◆ Testo del documento
****

Le condizioni erano difficili, bisognava stare molto attenti per portare a termine ogni giorno il lavoro. Certo, l’idea di uscire dall’hotel e poter passeggiare davanti al mare non ha prezzo. Io vivo a Roma da anni e non posso farlo. La situazione di chiusura generalizzata ha creato una coesione maggiore tra di noi, ha stimolato lo spirito di gruppo sul set”.

Con la sua amica Lolita com’è andata?

Non conoscevo Luisa Ranieri. Ci siamo incontrate sul set e c’è stata subito una naturale sintonia professionale, che poi si è evoluta in un bel rapporto di complicità. Una bella scoperta”.

Sfatiamo il mito della rivalità tra donne.

Sarò stata fortunata, ma io mi sono sempre trovata bene coi colleghi, soprattutto con le donne. Se si è professionali, si pensa al bene del prodotto che si sta realizzando. E finora ho sempre incontrato grandi professionisti sulla mia strada”.

Una strada già lunga, partita da Trani.

Ci torno appena posso, sono sempre felicissima di farlo. Poi a Trani ho mosso i primi passi da attrice amatoriale. Da bambina mi sono appassionata alla recitazione. Nelle compagnie locali ho sviluppato quella passione, iniziando a rendermi conto che poteva diventare un lavoro. Sono anni importanti in cui ti metti alla prova per la prima volta, ricchi di ricordi umani e artistici. La passione può salvare i ragazzi dalle cose negative. Quella degli attori è una carriera faticosa, con un livello di incertezza altissimo; se non si proviene da una famiglia di artisti, è anche normale una certa resistenza. Però se si ha voglia e capacità val la pena provare”.

Negli ultimi anni l’abbiamo vista in Gomorra, Skam, Vivi e lascia vivere e ora Lolita. Esigenze professionali o si è innamorata delle serie?

Entrambe. La serialità permette di approfondire i personaggi, i tempi sono più dilatati. Per un attore è interessante poter sviluppare un ruolo in un racconto orizzontale, invece di condensarlo in poche scene. È un modo di lavorare che mi piace. Il lavoro è lo stesso: provo a restituire verità con una espressività ogni volta nuova. Però il mercato, anche in Italia, si sta spostando verso le serie, è evidente. Un fatto che fa emergere nuovi autori. Il cinema tuttavia resta una esperienza unica che non va in alcun modo paragonata alle serie”.

Anche se una delle cose più interessanti nel suo curriculum artistico ritengo sia lo spettacolo Some Girl(s) di Neil Labute, a teatro. Si può parlare di relazioni con originalità e brio, in Italia si tende sempre a buttarla in caciara, che ne pensa?

Però hai preso il drammaturgo numero uno in circolazione, il livello è altissimo! È un testo bellissimo. Ma anche in Italia abbiamo autori giovani e molti interessanti. Spesso a mancare è la voglia di sperimentare dei direttori di teatro, il coraggio di provare strade nuove. Se un testo arriva dall’estero siamo i primi a entusiasmarci, se è italiano c’è molta più diffidenza. Devo dire che si parla davvero troppo poco di cultura e di teatro in particolare”.

Cosa vuole dire?

Che la situazione è da incubo. Sono a rischio posti di lavoro e quindi vite. È necessario portare la questione all’attenzione dell’opinione pubblica, per questo ho partecipato all’iniziativa Facciamo luce sul teatro, ideata dall’associazione Unita di cui faccio parte. Non dimentichiamoci il teatro, non possiamo mollare o accontentarci degli spettacoli in streaming che sono un ripiego”.

****

◆ Dati mostrati
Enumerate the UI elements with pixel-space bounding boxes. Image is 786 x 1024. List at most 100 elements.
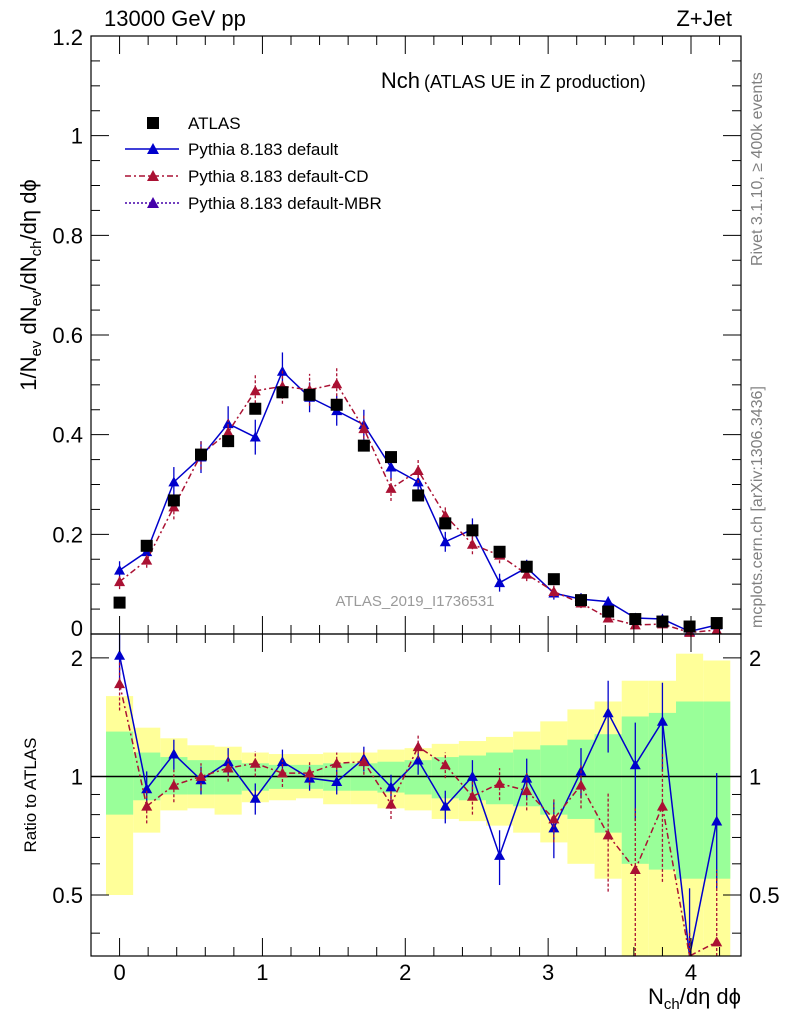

****

◆ Consegna
Secondo l'intervista, in quale città chi risponde ha mosso i primi passi da attrice amatoriale?

◆ Esercizio svolto
A Trani.